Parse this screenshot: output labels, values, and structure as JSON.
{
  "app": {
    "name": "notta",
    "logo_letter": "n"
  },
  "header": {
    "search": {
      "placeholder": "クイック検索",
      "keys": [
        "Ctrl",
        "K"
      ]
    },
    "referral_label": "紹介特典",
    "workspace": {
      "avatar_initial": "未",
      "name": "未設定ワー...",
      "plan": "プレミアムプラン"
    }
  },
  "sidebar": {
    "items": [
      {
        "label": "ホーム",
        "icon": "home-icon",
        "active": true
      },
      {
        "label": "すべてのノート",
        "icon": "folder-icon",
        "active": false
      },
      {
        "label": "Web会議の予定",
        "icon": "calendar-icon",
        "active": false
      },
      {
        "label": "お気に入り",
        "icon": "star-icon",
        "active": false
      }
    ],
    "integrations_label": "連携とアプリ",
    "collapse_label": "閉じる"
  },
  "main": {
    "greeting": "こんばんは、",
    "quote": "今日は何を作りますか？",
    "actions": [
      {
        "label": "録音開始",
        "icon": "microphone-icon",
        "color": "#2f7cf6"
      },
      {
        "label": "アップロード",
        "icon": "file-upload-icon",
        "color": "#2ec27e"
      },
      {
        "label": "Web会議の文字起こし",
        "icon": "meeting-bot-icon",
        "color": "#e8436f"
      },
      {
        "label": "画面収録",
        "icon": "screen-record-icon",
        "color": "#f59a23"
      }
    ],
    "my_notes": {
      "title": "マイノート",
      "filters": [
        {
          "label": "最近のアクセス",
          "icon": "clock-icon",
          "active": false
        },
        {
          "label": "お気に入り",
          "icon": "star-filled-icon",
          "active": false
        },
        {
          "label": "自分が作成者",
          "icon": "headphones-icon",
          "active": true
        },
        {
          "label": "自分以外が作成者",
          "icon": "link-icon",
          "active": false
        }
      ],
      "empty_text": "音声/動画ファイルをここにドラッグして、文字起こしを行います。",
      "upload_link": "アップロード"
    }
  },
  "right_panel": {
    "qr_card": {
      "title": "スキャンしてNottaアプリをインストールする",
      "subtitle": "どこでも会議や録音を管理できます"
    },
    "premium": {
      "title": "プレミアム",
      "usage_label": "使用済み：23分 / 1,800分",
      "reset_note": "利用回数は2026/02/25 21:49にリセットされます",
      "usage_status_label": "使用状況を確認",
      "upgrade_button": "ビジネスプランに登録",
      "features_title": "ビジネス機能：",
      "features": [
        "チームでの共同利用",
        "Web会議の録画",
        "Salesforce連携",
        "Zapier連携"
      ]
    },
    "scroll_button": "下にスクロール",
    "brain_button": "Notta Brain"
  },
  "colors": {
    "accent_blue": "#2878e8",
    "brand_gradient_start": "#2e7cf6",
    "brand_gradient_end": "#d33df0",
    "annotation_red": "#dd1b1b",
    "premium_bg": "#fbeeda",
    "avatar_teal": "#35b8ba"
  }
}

--- --- ---

*Your instructions*:
What do the records say? Quote them all exactly.

*Solution for this exercise*:
Parse this screenshot: output labels, values, and structure as JSON.
{
  "app": {
    "name": "notta",
    "logo_letter": "n"
  },
  "header": {
    "search": {
      "placeholder": "クイック検索",
      "keys": [
        "Ctrl",
        "K"
      ]
    },
    "referral_label": "紹介特典",
    "workspace": {
      "avatar_initial": "未",
      "name": "未設定ワー...",
      "plan": "プレミアムプラン"
    }
  },
  "sidebar": {
    "items": [
      {
        "label": "ホーム",
        "icon": "home-icon",
        "active": true
      },
      {
        "label": "すべてのノート",
        "icon": "folder-icon",
        "active": false
      },
      {
        "label": "Web会議の予定",
        "icon": "calendar-icon",
        "active": false
      },
      {
        "label": "お気に入り",
        "icon": "star-icon",
        "active": false
      }
    ],
    "integrations_label": "連携とアプリ",
    "collapse_label": "閉じる"
  },
  "main": {
    "greeting": "こんばんは、",
    "quote": "今日は何を作りますか？",
    "actions": [
      {
        "label": "録音開始",
        "icon": "microphone-icon",
        "color": "#2f7cf6"
      },
      {
        "label": "アップロード",
        "icon": "file-upload-icon",
        "color": "#2ec27e"
      },
      {
        "label": "Web会議の文字起こし",
        "icon": "meeting-bot-icon",
        "color": "#e8436f"
      },
      {
        "label": "画面収録",
        "icon": "screen-record-icon",
        "color": "#f59a23"
      }
    ],
    "my_notes": {
      "title": "マイノート",
      "filters": [
        {
          "label": "最近のアクセス",
          "icon": "clock-icon",
          "active": false
        },
        {
          "label": "お気に入り",
          "icon": "star-filled-icon",
          "active": false
        },
        {
          "label": "自分が作成者",
          "icon": "headphones-icon",
          "active": true
        },
        {
          "label": "自分以外が作成者",
          "icon": "link-icon",
          "active": false
        }
      ],
      "empty_text": "音声/動画ファイルをここにドラッグして、文字起こしを行います。",
      "upload_link": "アップロード"
    }
  },
  "right_panel": {
    "qr_card": {
      "title": "スキャンしてNottaアプリをインストールする",
      "subtitle": "どこでも会議や録音を管理できます"
    },
    "premium": {
      "title": "プレミアム",
      "usage_label": "使用済み：23分 / 1,800分",
      "reset_note": "利用回数は2026/02/25 21:49にリセットされます",
      "usage_status_label": "使用状況を確認",
      "upgrade_button": "ビジネスプランに登録",
      "features_title": "ビジネス機能：",
      "features": [
        "チームでの共同利用",
        "Web会議の録画",
        "Salesforce連携",
        "Zapier連携"
      ]
    },
    "scroll_button": "下にスクロール",
    "brain_button": "Notta Brain"
  },
  "colors": {
    "accent_blue": "#2878e8",
    "brand_gradient_start": "#2e7cf6",
    "brand_gradient_end": "#d33df0",
    "annotation_red": "#dd1b1b",
    "premium_bg": "#fbeeda",
    "avatar_teal": "#35b8ba"
  }
}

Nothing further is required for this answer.